TASK REQUIREMENTS: Copy word for word the records below, starting from the first line and ending with the line that contains "panel-divider <box>0 852 1600 854</box>".

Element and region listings
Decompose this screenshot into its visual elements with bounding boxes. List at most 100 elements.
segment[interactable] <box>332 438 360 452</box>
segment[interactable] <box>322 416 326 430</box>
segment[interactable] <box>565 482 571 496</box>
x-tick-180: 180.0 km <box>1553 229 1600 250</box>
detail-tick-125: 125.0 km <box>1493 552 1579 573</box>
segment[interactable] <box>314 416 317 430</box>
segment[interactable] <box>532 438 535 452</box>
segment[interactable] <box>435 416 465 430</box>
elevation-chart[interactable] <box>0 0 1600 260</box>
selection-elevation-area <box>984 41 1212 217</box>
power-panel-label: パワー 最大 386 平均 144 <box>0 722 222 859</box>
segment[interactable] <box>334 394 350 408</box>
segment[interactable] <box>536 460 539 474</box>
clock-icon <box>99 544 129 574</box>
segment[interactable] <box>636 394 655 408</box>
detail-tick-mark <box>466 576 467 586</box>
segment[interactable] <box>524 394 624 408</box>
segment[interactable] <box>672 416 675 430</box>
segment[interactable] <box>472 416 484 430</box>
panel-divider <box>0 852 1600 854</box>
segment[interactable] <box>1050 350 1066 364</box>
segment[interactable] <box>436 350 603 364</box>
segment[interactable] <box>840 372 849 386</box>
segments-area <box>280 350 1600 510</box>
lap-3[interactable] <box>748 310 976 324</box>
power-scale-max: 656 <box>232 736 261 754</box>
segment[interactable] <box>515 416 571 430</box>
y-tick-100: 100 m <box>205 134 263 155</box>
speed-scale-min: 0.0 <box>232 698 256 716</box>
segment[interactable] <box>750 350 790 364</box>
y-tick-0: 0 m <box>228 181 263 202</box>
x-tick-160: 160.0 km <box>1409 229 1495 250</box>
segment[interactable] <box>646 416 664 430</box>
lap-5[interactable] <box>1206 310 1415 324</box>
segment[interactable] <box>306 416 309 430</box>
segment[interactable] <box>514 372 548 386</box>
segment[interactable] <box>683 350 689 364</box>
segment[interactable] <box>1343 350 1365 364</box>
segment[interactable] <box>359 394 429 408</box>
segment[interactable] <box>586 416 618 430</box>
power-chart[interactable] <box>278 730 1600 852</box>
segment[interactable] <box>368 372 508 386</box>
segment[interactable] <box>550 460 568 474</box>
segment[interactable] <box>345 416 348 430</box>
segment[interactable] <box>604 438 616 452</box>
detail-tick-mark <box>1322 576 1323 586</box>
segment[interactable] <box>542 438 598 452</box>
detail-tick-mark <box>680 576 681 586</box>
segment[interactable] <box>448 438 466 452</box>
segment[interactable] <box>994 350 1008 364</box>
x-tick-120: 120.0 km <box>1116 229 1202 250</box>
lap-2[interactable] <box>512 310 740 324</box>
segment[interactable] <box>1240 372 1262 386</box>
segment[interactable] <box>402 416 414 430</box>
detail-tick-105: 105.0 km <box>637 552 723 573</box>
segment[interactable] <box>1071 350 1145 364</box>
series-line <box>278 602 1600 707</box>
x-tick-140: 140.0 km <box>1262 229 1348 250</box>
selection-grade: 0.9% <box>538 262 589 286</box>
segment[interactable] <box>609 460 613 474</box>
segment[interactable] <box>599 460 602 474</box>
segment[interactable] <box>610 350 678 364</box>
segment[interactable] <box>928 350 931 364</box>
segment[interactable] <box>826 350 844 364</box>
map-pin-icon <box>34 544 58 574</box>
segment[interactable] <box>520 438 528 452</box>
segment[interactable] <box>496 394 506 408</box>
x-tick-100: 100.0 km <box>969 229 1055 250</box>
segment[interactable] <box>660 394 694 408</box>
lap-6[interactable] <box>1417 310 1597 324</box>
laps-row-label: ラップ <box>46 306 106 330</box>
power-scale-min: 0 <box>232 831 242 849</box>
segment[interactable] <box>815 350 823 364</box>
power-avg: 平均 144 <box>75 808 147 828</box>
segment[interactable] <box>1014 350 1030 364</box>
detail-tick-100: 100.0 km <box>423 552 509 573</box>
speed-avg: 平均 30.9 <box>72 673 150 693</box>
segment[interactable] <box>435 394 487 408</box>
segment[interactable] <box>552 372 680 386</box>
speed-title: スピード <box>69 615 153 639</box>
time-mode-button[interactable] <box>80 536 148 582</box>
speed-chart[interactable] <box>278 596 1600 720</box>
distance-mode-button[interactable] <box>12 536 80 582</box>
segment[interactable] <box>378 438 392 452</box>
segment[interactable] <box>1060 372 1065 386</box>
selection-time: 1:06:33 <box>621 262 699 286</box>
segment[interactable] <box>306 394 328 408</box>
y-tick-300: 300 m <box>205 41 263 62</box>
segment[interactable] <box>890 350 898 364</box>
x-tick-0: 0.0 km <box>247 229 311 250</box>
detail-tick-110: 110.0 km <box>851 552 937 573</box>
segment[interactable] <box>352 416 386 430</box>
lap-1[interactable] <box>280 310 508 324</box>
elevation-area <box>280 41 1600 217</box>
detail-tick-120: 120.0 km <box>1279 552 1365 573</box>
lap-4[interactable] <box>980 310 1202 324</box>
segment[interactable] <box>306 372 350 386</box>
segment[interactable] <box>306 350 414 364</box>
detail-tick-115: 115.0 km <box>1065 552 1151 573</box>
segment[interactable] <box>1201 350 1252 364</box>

COMPLETED EXERCISE:
Decompose this screenshot into its visual elements with bounding boxes. List at most 100 elements.
segment[interactable] <box>332 438 360 452</box>
segment[interactable] <box>322 416 326 430</box>
segment[interactable] <box>565 482 571 496</box>
x-tick-180: 180.0 km <box>1553 229 1600 250</box>
detail-tick-125: 125.0 km <box>1493 552 1579 573</box>
segment[interactable] <box>314 416 317 430</box>
segment[interactable] <box>532 438 535 452</box>
segment[interactable] <box>435 416 465 430</box>
elevation-chart[interactable] <box>0 0 1600 260</box>
selection-elevation-area <box>984 41 1212 217</box>
power-panel-label: パワー 最大 386 平均 144 <box>0 722 222 859</box>
segment[interactable] <box>334 394 350 408</box>
segment[interactable] <box>536 460 539 474</box>
clock-icon <box>99 544 129 574</box>
segment[interactable] <box>636 394 655 408</box>
detail-tick-mark <box>466 576 467 586</box>
segment[interactable] <box>524 394 624 408</box>
segment[interactable] <box>672 416 675 430</box>
segment[interactable] <box>472 416 484 430</box>
panel-divider <box>0 852 1600 854</box>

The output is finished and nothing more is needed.